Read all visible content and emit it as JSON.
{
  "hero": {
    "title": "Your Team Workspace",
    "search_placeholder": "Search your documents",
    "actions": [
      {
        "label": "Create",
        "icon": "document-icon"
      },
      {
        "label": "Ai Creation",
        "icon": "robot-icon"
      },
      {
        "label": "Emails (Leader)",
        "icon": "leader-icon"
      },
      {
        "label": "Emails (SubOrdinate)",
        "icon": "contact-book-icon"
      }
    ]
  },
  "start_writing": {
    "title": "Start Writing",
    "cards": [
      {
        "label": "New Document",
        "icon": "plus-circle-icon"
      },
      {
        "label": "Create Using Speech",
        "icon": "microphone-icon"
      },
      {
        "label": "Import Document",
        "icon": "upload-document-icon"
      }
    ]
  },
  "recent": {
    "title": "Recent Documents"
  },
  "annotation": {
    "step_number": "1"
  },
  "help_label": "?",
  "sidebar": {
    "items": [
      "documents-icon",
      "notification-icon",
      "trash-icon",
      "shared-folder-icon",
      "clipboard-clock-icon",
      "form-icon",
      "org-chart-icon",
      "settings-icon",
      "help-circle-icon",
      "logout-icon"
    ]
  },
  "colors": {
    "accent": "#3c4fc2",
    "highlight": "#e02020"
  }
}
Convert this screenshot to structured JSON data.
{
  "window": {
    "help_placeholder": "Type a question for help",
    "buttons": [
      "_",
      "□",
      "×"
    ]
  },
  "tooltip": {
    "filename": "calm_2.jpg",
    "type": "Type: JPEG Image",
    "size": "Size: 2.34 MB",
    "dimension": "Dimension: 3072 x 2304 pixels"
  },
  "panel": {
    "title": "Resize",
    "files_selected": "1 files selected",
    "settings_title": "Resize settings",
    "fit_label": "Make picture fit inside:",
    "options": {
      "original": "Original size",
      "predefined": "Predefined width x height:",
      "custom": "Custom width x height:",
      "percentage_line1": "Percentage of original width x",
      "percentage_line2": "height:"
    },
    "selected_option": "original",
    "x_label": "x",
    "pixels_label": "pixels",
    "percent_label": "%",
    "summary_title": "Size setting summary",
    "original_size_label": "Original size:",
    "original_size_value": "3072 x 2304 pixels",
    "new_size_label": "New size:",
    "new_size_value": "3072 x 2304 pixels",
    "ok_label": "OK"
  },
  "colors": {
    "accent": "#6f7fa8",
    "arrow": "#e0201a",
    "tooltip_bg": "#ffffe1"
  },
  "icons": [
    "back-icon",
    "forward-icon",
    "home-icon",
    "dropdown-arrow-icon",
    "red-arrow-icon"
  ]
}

Given exercise >> Determine the number of lines in these entries that contain the word "Type", and write only that number.

Full solution >> 2